> **What to produce**
Check every line of the entries below for the word "Honey", and copy the ones that have it.

> **Entries taken from a collection**
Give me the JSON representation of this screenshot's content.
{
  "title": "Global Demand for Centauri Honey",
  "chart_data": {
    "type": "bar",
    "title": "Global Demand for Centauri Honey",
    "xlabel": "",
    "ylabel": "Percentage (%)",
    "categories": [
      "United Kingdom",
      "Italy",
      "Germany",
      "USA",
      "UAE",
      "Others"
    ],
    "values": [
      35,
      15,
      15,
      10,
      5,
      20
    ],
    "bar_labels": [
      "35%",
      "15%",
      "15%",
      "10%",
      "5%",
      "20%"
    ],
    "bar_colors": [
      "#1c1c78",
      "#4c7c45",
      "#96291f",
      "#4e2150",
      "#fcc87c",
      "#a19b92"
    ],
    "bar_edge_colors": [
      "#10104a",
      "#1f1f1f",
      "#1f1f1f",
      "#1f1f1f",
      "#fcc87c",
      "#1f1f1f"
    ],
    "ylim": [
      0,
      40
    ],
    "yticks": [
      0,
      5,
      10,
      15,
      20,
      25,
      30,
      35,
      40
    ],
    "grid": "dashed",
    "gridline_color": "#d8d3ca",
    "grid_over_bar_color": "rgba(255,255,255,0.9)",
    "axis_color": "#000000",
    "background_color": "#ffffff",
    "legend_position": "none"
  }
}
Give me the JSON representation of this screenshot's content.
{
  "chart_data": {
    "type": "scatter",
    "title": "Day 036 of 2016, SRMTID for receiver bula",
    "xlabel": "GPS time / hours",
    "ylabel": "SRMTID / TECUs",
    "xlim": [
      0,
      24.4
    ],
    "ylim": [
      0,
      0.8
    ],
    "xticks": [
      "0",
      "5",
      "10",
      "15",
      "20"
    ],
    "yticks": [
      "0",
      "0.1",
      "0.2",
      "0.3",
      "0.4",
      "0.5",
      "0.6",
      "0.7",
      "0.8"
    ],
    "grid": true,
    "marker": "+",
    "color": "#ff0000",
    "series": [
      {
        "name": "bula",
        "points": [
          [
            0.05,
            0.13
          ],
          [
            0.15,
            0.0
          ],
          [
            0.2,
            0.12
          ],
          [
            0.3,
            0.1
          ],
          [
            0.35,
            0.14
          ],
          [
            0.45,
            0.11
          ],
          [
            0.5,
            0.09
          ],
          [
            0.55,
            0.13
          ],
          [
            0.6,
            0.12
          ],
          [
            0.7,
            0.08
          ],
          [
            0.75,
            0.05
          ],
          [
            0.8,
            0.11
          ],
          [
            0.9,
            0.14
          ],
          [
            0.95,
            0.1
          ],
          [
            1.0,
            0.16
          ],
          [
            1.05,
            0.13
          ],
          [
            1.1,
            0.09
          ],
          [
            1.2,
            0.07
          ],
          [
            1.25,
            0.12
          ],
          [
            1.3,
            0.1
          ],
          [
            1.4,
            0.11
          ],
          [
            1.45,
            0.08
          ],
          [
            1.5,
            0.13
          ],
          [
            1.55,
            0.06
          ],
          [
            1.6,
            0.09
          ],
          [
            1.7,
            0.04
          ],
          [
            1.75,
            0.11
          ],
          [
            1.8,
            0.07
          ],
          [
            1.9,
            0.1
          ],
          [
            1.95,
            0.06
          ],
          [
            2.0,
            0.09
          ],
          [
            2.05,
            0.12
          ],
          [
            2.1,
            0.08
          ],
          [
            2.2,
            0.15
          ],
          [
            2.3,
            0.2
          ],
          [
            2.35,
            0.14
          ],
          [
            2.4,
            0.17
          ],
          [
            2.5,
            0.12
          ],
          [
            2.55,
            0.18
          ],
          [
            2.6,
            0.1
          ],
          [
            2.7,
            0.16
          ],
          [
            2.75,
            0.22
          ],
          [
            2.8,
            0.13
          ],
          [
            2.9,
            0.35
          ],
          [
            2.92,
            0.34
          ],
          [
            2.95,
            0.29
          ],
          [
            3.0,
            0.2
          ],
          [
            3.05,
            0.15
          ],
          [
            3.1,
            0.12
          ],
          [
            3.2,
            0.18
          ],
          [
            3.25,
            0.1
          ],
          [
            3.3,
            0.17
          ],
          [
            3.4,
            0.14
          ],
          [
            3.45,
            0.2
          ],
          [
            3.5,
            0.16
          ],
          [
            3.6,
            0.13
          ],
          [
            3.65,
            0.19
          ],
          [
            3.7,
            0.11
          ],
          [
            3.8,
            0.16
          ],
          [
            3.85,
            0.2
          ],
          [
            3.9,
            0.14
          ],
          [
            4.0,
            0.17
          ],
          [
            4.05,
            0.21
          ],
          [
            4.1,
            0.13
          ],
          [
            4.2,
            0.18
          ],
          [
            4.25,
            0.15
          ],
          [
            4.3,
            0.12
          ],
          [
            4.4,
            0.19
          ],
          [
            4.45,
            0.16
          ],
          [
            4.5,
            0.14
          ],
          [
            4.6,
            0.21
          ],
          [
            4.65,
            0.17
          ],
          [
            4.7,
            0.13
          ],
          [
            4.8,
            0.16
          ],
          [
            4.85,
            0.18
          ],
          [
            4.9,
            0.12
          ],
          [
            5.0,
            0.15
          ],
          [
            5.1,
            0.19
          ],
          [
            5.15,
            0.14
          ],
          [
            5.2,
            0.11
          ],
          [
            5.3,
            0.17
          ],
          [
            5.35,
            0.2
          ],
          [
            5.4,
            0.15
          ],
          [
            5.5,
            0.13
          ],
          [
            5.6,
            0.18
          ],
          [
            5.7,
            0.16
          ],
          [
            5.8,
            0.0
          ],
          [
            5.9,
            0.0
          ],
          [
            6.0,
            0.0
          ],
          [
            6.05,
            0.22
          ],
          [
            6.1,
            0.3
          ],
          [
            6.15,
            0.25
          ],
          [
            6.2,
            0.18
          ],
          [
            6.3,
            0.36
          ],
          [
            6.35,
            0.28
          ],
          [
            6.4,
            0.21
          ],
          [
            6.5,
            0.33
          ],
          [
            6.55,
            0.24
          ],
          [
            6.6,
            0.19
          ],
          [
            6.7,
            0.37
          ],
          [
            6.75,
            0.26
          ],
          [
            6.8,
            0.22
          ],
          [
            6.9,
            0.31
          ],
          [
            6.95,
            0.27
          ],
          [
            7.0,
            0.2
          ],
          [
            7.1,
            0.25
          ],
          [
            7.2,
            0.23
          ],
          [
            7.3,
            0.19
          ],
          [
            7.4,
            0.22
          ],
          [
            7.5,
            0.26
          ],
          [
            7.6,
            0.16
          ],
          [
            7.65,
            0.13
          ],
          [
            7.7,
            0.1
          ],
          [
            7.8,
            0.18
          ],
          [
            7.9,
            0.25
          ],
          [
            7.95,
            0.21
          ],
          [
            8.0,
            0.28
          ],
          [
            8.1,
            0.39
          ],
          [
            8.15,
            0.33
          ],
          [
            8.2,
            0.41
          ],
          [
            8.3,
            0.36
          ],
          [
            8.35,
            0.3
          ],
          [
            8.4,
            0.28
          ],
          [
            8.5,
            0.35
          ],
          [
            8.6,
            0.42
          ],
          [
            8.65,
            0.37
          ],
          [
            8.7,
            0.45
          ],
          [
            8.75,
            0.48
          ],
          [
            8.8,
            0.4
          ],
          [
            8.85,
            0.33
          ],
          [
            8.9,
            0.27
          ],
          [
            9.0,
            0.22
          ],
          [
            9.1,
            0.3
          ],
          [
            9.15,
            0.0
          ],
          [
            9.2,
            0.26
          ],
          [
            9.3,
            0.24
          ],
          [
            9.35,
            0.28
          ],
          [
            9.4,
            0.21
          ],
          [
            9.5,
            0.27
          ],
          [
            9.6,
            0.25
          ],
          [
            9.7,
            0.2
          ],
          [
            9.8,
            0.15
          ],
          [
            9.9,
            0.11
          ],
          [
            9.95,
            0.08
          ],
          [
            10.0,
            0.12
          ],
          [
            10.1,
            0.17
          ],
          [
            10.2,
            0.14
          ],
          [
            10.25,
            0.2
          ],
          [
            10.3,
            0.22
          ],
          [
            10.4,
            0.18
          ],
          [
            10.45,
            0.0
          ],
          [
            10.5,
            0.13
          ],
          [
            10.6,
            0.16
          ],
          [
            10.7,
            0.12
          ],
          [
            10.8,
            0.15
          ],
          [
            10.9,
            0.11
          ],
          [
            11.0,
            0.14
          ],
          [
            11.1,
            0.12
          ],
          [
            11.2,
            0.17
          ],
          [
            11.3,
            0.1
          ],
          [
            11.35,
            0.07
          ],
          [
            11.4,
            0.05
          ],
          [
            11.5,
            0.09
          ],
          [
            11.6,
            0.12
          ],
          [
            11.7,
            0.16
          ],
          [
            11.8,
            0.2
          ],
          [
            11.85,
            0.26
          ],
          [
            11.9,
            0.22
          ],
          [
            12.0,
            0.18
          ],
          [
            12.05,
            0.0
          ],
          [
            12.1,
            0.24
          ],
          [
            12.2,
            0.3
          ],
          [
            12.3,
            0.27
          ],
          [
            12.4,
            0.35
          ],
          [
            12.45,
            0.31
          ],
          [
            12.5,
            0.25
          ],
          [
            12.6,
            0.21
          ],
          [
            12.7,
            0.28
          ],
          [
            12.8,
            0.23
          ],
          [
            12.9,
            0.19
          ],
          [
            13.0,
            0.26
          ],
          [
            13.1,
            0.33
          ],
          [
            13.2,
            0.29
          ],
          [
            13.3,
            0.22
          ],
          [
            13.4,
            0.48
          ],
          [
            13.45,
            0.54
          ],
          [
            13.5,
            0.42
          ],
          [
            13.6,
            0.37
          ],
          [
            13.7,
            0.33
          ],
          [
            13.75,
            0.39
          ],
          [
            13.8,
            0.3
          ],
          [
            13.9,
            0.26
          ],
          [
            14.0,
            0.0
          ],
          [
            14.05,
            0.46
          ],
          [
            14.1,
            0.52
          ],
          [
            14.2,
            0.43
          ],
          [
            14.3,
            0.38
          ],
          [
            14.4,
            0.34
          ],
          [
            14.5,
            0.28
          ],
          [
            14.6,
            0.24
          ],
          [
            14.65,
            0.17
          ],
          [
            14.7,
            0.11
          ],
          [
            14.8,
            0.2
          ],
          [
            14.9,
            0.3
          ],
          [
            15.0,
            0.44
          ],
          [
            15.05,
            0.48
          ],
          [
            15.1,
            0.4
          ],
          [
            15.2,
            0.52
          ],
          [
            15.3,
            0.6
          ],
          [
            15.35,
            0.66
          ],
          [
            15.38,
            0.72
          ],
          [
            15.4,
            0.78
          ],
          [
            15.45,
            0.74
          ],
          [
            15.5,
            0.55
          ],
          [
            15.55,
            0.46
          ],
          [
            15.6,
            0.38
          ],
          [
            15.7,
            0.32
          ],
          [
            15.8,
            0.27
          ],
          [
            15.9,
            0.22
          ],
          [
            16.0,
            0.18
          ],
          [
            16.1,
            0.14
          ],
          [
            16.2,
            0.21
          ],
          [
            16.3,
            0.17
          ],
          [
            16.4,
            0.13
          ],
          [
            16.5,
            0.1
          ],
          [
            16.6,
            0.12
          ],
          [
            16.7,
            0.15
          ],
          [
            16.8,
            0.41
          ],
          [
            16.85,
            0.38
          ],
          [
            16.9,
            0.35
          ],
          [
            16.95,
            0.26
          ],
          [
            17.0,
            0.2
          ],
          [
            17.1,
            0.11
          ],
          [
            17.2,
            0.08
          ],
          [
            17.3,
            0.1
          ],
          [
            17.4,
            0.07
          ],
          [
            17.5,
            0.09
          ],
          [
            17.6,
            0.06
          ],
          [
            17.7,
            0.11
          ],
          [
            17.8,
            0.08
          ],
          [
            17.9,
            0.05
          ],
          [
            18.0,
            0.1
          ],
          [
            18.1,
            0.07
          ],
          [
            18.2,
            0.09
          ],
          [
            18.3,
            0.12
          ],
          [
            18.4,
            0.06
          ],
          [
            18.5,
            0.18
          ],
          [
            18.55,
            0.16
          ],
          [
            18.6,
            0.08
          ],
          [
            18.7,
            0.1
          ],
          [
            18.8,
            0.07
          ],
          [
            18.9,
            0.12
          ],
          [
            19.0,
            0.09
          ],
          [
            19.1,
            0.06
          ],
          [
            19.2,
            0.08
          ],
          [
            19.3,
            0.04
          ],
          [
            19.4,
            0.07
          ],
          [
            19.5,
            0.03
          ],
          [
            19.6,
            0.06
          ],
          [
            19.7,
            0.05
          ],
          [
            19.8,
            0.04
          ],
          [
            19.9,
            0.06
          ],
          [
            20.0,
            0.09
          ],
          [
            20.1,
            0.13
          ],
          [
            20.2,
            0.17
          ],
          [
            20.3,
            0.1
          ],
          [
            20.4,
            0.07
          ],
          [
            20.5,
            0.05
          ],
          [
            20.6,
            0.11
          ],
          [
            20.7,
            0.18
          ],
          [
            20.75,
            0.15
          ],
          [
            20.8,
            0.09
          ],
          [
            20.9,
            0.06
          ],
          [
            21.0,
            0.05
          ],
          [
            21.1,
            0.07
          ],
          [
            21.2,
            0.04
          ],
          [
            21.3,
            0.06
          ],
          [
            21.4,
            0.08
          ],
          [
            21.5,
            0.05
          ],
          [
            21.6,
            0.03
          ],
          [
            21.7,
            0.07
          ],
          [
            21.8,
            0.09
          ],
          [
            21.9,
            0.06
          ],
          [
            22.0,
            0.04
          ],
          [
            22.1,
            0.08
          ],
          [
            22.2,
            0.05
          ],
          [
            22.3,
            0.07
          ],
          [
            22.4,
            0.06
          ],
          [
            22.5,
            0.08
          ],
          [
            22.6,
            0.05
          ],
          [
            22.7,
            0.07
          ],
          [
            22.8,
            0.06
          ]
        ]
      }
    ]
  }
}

> **Solution to the problem**
  "title": "Global Demand for Centauri Honey",
    "title": "Global Demand for Centauri Honey",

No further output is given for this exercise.